-- START OF Exercise data --

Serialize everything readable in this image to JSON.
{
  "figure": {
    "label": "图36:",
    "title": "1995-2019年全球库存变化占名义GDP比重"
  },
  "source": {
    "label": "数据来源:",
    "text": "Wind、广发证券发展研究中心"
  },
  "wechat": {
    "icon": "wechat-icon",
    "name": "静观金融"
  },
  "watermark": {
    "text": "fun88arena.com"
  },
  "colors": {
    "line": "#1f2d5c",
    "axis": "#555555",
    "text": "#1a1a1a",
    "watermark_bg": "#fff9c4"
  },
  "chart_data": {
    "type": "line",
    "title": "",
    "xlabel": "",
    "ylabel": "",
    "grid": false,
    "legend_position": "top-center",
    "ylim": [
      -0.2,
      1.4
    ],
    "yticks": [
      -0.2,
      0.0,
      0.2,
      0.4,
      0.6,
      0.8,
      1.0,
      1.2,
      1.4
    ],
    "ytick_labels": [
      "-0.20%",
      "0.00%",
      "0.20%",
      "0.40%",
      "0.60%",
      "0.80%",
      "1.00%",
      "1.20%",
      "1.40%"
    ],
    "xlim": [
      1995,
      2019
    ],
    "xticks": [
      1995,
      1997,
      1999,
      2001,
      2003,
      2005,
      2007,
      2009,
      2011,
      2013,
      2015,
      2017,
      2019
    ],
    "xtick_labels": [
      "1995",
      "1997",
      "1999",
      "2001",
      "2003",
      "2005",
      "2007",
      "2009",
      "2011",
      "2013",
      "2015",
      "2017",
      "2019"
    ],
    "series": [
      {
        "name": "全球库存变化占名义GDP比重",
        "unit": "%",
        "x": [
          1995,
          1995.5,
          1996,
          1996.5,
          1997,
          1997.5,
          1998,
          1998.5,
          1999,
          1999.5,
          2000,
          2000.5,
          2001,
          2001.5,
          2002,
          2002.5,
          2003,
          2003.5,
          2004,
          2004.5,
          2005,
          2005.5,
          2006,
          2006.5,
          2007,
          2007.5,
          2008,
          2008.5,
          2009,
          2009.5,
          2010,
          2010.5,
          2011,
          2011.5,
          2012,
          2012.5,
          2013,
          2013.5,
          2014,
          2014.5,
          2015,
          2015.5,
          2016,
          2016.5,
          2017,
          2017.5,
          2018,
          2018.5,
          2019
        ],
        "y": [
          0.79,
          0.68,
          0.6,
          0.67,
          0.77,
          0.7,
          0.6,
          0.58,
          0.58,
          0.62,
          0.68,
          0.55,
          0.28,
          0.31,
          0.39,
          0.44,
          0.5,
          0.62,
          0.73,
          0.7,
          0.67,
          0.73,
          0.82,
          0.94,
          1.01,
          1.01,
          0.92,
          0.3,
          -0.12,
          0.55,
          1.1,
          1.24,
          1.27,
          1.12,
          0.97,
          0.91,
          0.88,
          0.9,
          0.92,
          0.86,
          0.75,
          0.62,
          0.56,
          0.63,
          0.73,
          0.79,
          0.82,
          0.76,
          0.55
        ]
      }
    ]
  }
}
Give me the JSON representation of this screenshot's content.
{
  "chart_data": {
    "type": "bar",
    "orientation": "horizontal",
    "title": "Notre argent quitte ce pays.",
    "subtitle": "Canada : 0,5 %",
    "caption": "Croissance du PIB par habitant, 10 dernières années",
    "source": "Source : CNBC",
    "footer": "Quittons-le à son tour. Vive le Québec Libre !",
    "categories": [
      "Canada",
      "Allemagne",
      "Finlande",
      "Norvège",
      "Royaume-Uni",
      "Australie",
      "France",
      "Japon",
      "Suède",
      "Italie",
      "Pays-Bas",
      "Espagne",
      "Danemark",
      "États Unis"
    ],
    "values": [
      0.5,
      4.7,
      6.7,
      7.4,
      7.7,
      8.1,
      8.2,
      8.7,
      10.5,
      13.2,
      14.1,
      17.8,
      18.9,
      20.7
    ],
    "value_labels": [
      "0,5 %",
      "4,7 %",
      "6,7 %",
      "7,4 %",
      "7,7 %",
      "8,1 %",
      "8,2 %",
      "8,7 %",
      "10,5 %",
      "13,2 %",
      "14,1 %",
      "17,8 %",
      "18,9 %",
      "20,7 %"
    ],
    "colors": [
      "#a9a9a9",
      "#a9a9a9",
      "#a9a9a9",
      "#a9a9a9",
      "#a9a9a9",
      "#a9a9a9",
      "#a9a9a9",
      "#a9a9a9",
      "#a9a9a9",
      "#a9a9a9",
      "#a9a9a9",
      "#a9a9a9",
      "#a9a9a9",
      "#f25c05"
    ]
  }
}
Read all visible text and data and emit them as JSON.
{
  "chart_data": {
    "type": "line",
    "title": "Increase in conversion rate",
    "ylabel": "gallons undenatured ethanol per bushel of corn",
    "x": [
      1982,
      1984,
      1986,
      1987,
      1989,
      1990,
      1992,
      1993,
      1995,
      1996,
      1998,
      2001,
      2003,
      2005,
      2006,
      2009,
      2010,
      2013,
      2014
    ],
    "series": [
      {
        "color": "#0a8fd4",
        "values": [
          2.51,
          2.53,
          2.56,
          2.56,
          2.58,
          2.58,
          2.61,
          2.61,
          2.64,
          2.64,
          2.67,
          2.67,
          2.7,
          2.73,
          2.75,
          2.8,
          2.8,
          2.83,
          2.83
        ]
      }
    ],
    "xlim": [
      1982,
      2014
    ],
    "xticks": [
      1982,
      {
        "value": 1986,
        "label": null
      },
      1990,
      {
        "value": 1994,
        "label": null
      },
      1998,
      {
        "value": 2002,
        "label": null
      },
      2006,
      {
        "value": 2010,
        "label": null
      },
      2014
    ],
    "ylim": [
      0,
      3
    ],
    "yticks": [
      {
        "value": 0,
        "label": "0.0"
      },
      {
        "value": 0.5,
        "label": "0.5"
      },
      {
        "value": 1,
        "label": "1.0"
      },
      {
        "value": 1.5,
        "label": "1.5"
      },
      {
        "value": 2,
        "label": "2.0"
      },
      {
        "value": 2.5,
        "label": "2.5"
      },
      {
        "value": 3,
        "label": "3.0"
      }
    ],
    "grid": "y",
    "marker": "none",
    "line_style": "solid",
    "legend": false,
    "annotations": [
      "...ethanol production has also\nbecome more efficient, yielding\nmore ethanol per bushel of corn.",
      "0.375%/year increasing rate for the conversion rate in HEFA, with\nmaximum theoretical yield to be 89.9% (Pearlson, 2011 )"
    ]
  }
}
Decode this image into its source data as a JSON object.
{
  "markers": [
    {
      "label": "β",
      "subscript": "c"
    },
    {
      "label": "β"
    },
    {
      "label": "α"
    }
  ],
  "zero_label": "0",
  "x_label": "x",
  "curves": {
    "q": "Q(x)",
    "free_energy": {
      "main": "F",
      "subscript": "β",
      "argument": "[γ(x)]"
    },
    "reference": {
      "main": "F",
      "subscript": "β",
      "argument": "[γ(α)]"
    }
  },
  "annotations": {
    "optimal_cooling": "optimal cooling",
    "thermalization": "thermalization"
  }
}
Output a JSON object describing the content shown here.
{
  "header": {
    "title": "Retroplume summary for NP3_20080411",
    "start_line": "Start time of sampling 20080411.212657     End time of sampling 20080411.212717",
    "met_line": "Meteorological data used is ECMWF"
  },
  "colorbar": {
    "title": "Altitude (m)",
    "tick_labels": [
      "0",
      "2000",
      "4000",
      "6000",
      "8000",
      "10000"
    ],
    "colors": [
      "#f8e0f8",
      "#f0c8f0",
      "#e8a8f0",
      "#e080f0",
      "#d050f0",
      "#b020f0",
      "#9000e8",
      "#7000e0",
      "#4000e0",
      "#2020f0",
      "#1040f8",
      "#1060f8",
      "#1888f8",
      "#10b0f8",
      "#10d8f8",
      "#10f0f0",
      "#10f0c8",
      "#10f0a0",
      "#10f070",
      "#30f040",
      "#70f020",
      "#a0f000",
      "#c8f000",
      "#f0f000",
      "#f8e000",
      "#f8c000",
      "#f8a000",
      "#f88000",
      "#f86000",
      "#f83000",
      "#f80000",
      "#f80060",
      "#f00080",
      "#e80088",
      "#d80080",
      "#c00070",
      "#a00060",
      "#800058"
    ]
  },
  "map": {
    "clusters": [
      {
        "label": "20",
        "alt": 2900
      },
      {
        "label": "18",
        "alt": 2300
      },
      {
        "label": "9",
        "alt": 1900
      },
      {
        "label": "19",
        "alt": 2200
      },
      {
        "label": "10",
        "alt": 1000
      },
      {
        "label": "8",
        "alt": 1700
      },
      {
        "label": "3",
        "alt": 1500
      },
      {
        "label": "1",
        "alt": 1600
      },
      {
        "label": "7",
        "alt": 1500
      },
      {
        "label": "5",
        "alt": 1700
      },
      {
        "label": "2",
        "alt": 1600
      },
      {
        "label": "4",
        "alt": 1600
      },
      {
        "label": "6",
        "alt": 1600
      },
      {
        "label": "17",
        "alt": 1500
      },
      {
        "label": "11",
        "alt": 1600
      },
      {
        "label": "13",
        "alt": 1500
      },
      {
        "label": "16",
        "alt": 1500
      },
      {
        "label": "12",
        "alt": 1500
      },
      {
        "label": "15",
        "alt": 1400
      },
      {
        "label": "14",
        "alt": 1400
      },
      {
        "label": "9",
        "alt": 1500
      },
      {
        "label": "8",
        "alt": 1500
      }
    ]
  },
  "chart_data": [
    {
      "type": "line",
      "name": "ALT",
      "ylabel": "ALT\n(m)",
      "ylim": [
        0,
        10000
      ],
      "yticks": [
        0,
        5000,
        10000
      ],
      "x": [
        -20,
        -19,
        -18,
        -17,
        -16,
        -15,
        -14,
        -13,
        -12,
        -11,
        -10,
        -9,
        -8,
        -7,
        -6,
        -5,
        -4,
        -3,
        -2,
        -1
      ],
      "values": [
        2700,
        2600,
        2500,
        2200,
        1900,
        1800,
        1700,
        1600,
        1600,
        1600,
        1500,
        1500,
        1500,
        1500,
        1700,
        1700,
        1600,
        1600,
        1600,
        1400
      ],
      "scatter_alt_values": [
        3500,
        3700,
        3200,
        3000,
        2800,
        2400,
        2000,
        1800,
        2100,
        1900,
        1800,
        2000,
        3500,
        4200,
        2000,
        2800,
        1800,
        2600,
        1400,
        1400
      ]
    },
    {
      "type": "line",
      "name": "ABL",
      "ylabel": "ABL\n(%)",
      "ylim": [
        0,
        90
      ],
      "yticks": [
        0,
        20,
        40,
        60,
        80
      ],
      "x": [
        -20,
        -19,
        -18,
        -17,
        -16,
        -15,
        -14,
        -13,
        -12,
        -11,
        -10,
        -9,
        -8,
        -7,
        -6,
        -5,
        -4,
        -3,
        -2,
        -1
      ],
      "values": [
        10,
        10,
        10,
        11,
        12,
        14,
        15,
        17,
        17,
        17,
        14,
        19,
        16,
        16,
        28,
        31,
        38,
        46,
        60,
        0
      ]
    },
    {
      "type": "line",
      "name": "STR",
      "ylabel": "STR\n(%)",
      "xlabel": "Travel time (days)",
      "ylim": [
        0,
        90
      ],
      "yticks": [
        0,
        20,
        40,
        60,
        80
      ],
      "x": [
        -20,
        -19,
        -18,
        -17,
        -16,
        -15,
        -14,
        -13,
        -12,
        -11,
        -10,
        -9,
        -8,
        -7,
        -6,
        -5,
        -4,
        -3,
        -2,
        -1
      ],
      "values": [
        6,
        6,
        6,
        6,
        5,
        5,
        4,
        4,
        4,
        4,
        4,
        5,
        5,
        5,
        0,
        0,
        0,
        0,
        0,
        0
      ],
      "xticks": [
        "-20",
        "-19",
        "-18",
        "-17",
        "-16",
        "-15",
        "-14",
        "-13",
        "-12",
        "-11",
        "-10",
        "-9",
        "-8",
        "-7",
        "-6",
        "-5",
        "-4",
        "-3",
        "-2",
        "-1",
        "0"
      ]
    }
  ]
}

-- END OF Exercise data --

• _What you need to do_: All lines above containing the string "name" are to be collected.

• _Final result_:
    "name": "静观金融"
        "name": "全球库存变化占名义GDP比重",
      "name": "ALT",
      "name": "ABL",
      "name": "STR",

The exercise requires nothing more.